SUPPLIED DATA.
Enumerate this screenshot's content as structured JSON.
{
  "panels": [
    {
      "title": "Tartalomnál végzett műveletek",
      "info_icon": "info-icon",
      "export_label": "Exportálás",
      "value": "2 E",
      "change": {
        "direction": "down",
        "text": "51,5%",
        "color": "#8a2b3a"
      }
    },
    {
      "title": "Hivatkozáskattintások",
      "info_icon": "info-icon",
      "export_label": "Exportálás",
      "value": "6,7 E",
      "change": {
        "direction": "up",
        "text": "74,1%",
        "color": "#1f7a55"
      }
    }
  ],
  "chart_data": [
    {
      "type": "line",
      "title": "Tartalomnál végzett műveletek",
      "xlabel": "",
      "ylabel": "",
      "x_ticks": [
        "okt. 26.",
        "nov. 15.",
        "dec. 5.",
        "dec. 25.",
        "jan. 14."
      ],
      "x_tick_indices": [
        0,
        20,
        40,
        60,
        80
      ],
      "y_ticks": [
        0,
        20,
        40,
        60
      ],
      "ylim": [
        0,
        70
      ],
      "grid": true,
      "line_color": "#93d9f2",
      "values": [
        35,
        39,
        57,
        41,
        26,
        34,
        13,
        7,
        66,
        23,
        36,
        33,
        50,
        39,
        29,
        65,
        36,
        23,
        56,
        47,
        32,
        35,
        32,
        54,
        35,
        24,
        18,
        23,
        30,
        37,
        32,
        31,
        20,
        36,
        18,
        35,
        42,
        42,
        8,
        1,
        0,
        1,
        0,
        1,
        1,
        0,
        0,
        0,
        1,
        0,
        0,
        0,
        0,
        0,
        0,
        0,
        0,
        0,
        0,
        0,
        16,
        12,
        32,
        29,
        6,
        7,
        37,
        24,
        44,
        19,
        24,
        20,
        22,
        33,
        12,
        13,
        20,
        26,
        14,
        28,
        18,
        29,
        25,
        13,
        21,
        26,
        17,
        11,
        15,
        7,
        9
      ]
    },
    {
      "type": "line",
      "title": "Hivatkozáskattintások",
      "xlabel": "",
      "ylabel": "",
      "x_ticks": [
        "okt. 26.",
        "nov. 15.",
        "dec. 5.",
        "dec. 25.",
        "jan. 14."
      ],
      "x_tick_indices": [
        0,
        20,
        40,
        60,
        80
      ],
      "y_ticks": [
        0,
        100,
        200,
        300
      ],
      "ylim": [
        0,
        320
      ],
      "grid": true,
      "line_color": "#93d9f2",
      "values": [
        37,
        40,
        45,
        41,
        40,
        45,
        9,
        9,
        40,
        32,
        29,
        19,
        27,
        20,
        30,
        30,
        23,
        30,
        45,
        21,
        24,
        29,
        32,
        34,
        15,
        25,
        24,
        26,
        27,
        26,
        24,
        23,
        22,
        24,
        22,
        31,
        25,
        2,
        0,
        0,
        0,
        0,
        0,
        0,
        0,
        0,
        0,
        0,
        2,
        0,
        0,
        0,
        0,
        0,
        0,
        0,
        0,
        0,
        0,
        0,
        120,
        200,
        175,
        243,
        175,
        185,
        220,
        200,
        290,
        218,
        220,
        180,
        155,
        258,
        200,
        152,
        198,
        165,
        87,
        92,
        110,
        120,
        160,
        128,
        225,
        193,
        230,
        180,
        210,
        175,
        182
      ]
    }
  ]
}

WHAT IS REQUIRED.
Repeat the records above in full, character for character.

TASK ANSWER.
Enumerate this screenshot's content as structured JSON.
{
  "panels": [
    {
      "title": "Tartalomnál végzett műveletek",
      "info_icon": "info-icon",
      "export_label": "Exportálás",
      "value": "2 E",
      "change": {
        "direction": "down",
        "text": "51,5%",
        "color": "#8a2b3a"
      }
    },
    {
      "title": "Hivatkozáskattintások",
      "info_icon": "info-icon",
      "export_label": "Exportálás",
      "value": "6,7 E",
      "change": {
        "direction": "up",
        "text": "74,1%",
        "color": "#1f7a55"
      }
    }
  ],
  "chart_data": [
    {
      "type": "line",
      "title": "Tartalomnál végzett műveletek",
      "xlabel": "",
      "ylabel": "",
      "x_ticks": [
        "okt. 26.",
        "nov. 15.",
        "dec. 5.",
        "dec. 25.",
        "jan. 14."
      ],
      "x_tick_indices": [
        0,
        20,
        40,
        60,
        80
      ],
      "y_ticks": [
        0,
        20,
        40,
        60
      ],
      "ylim": [
        0,
        70
      ],
      "grid": true,
      "line_color": "#93d9f2",
      "values": [
        35,
        39,
        57,
        41,
        26,
        34,
        13,
        7,
        66,
        23,
        36,
        33,
        50,
        39,
        29,
        65,
        36,
        23,
        56,
        47,
        32,
        35,
        32,
        54,
        35,
        24,
        18,
        23,
        30,
        37,
        32,
        31,
        20,
        36,
        18,
        35,
        42,
        42,
        8,
        1,
        0,
        1,
        0,
        1,
        1,
        0,
        0,
        0,
        1,
        0,
        0,
        0,
        0,
        0,
        0,
        0,
        0,
        0,
        0,
        0,
        16,
        12,
        32,
        29,
        6,
        7,
        37,
        24,
        44,
        19,
        24,
        20,
        22,
        33,
        12,
        13,
        20,
        26,
        14,
        28,
        18,
        29,
        25,
        13,
        21,
        26,
        17,
        11,
        15,
        7,
        9
      ]
    },
    {
      "type": "line",
      "title": "Hivatkozáskattintások",
      "xlabel": "",
      "ylabel": "",
      "x_ticks": [
        "okt. 26.",
        "nov. 15.",
        "dec. 5.",
        "dec. 25.",
        "jan. 14."
      ],
      "x_tick_indices": [
        0,
        20,
        40,
        60,
        80
      ],
      "y_ticks": [
        0,
        100,
        200,
        300
      ],
      "ylim": [
        0,
        320
      ],
      "grid": true,
      "line_color": "#93d9f2",
      "values": [
        37,
        40,
        45,
        41,
        40,
        45,
        9,
        9,
        40,
        32,
        29,
        19,
        27,
        20,
        30,
        30,
        23,
        30,
        45,
        21,
        24,
        29,
        32,
        34,
        15,
        25,
        24,
        26,
        27,
        26,
        24,
        23,
        22,
        24,
        22,
        31,
        25,
        2,
        0,
        0,
        0,
        0,
        0,
        0,
        0,
        0,
        0,
        0,
        2,
        0,
        0,
        0,
        0,
        0,
        0,
        0,
        0,
        0,
        0,
        0,
        120,
        200,
        175,
        243,
        175,
        185,
        220,
        200,
        290,
        218,
        220,
        180,
        155,
        258,
        200,
        152,
        198,
        165,
        87,
        92,
        110,
        120,
        160,
        128,
        225,
        193,
        230,
        180,
        210,
        175,
        182
      ]
    }
  ]
}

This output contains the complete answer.